* **Exercise goal**
Repeat every record below exactly, but leave out any pictures.

======== Working data ========

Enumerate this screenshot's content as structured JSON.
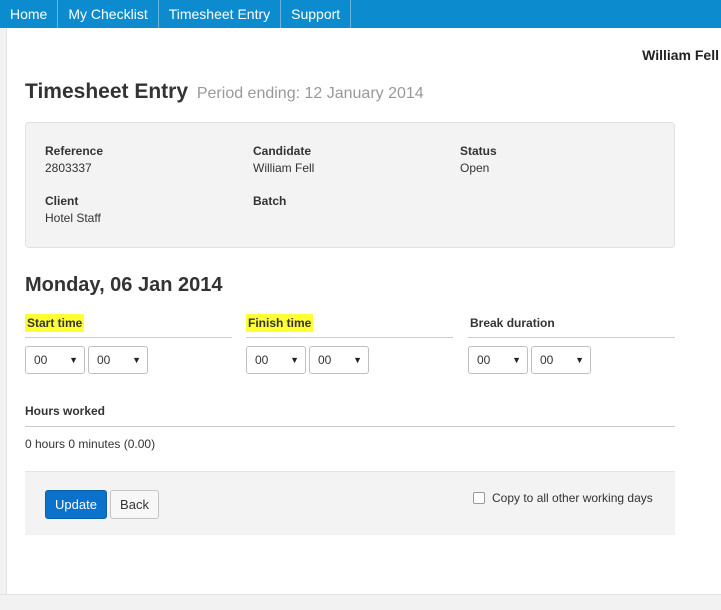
{
  "nav": {
    "items": [
      {
        "label": "Home"
      },
      {
        "label": "My Checklist"
      },
      {
        "label": "Timesheet Entry"
      },
      {
        "label": "Support"
      }
    ]
  },
  "user": {
    "name": "William Fell"
  },
  "page": {
    "title": "Timesheet Entry",
    "subtitle": "Period ending: 12 January 2014"
  },
  "info": {
    "reference_label": "Reference",
    "reference_value": "2803337",
    "candidate_label": "Candidate",
    "candidate_value": "William Fell",
    "status_label": "Status",
    "status_value": "Open",
    "client_label": "Client",
    "client_value": "Hotel Staff",
    "batch_label": "Batch",
    "batch_value": ""
  },
  "day": {
    "title": "Monday, 06 Jan 2014"
  },
  "times": {
    "start_label": "Start time",
    "start_hour": "00",
    "start_minute": "00",
    "finish_label": "Finish time",
    "finish_hour": "00",
    "finish_minute": "00",
    "break_label": "Break duration",
    "break_hour": "00",
    "break_minute": "00",
    "highlight_color": "#ffff33"
  },
  "hours": {
    "label": "Hours worked",
    "value": "0 hours 0 minutes (0.00)"
  },
  "actions": {
    "update_label": "Update",
    "back_label": "Back",
    "copy_label": "Copy to all other working days",
    "copy_checked": false
  },
  "colors": {
    "navbar": "#0c8ccf",
    "primary_button": "#0a72cc",
    "highlight": "#ffff33"
  }
}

========

* **Solution**
Enumerate this screenshot's content as structured JSON.
{
  "nav": {
    "items": [
      {
        "label": "Home"
      },
      {
        "label": "My Checklist"
      },
      {
        "label": "Timesheet Entry"
      },
      {
        "label": "Support"
      }
    ]
  },
  "user": {
    "name": "William Fell"
  },
  "page": {
    "title": "Timesheet Entry",
    "subtitle": "Period ending: 12 January 2014"
  },
  "info": {
    "reference_label": "Reference",
    "reference_value": "2803337",
    "candidate_label": "Candidate",
    "candidate_value": "William Fell",
    "status_label": "Status",
    "status_value": "Open",
    "client_label": "Client",
    "client_value": "Hotel Staff",
    "batch_label": "Batch",
    "batch_value": ""
  },
  "day": {
    "title": "Monday, 06 Jan 2014"
  },
  "times": {
    "start_label": "Start time",
    "start_hour": "00",
    "start_minute": "00",
    "finish_label": "Finish time",
    "finish_hour": "00",
    "finish_minute": "00",
    "break_label": "Break duration",
    "break_hour": "00",
    "break_minute": "00",
    "highlight_color": "#ffff33"
  },
  "hours": {
    "label": "Hours worked",
    "value": "0 hours 0 minutes (0.00)"
  },
  "actions": {
    "update_label": "Update",
    "back_label": "Back",
    "copy_label": "Copy to all other working days",
    "copy_checked": false
  },
  "colors": {
    "navbar": "#0c8ccf",
    "primary_button": "#0a72cc",
    "highlight": "#ffff33"
  }
}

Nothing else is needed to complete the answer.